_Exercise_.
Quote the records that follow in full, leaving the pictures out.

_Extracted records_.
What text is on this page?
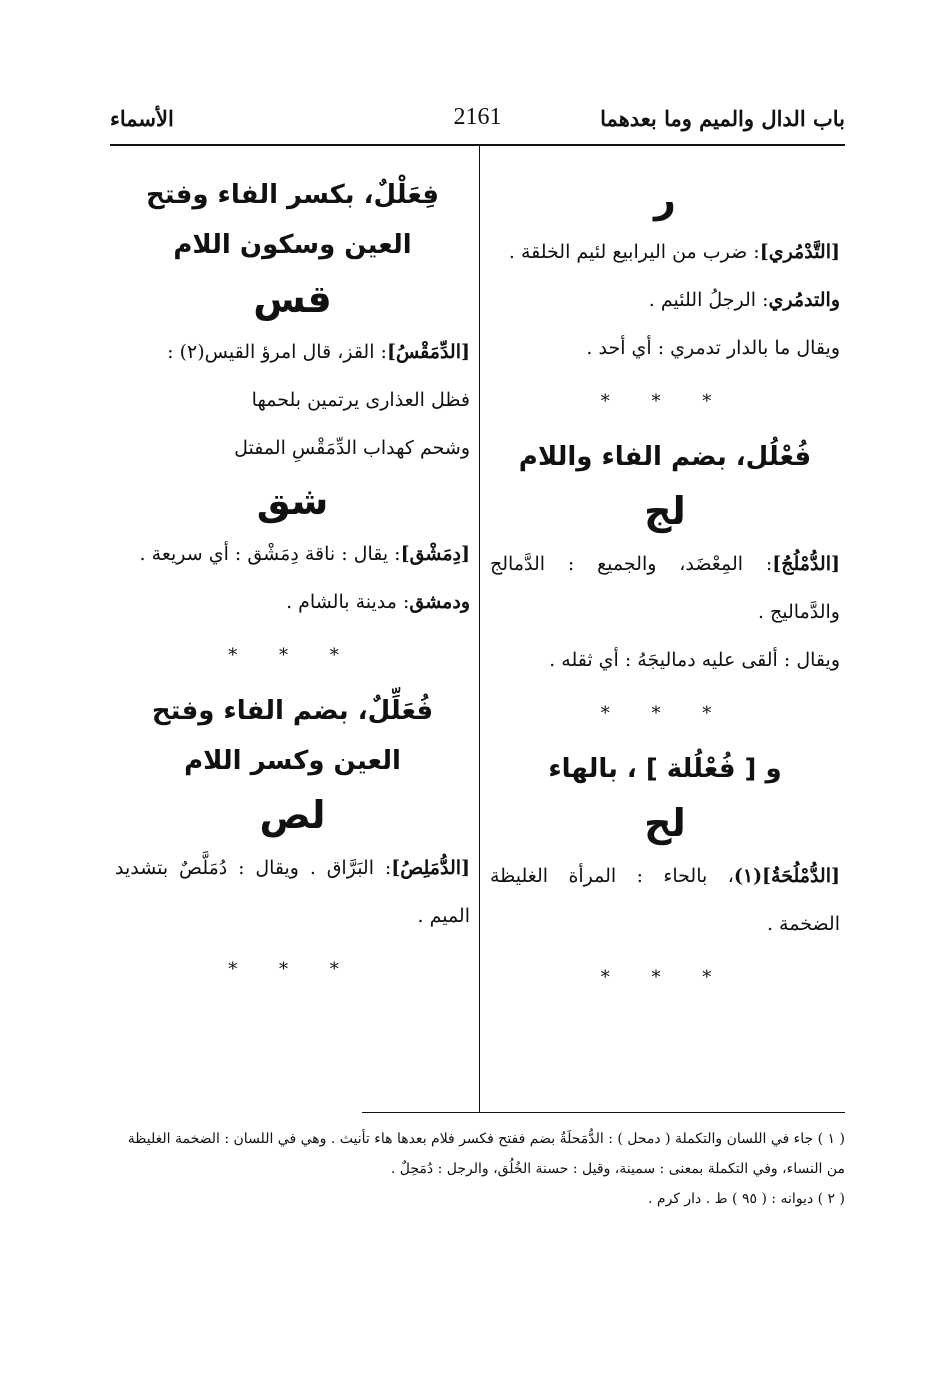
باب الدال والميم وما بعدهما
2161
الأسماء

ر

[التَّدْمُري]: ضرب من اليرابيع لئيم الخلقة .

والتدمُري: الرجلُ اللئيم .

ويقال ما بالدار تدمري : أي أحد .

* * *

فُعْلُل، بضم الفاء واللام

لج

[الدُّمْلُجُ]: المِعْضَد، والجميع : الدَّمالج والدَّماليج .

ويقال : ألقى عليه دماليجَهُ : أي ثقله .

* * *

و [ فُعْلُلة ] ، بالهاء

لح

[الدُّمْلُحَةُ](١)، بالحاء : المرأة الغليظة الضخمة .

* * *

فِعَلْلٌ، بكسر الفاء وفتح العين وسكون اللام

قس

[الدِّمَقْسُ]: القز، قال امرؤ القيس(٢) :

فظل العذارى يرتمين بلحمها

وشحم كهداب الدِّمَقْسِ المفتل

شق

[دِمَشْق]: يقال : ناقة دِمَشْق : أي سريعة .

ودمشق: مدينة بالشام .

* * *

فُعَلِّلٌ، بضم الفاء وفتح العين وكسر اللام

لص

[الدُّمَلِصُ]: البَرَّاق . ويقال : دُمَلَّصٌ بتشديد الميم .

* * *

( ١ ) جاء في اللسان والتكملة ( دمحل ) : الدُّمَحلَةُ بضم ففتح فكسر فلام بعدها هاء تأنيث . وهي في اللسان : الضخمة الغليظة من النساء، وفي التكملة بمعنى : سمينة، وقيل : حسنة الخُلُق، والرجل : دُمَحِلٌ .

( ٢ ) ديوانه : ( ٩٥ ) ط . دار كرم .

_Problem solution_.
What text is on this page?
باب الدال والميم وما بعدهما
2161
الأسماء

ر

[التَّدْمُري]: ضرب من اليرابيع لئيم الخلقة .

والتدمُري: الرجلُ اللئيم .

ويقال ما بالدار تدمري : أي أحد .

* * *

فُعْلُل، بضم الفاء واللام

لج

[الدُّمْلُجُ]: المِعْضَد، والجميع : الدَّمالج والدَّماليج .

ويقال : ألقى عليه دماليجَهُ : أي ثقله .

* * *

و [ فُعْلُلة ] ، بالهاء

لح

[الدُّمْلُحَةُ](١)، بالحاء : المرأة الغليظة الضخمة .

* * *

فِعَلْلٌ، بكسر الفاء وفتح العين وسكون اللام

قس

[الدِّمَقْسُ]: القز، قال امرؤ القيس(٢) :

فظل العذارى يرتمين بلحمها

وشحم كهداب الدِّمَقْسِ المفتل

شق

[دِمَشْق]: يقال : ناقة دِمَشْق : أي سريعة .

ودمشق: مدينة بالشام .

* * *

فُعَلِّلٌ، بضم الفاء وفتح العين وكسر اللام

لص

[الدُّمَلِصُ]: البَرَّاق . ويقال : دُمَلَّصٌ بتشديد الميم .

* * *

( ١ ) جاء في اللسان والتكملة ( دمحل ) : الدُّمَحلَةُ بضم ففتح فكسر فلام بعدها هاء تأنيث . وهي في اللسان : الضخمة الغليظة من النساء، وفي التكملة بمعنى : سمينة، وقيل : حسنة الخُلُق، والرجل : دُمَحِلٌ .

( ٢ ) ديوانه : ( ٩٥ ) ط . دار كرم .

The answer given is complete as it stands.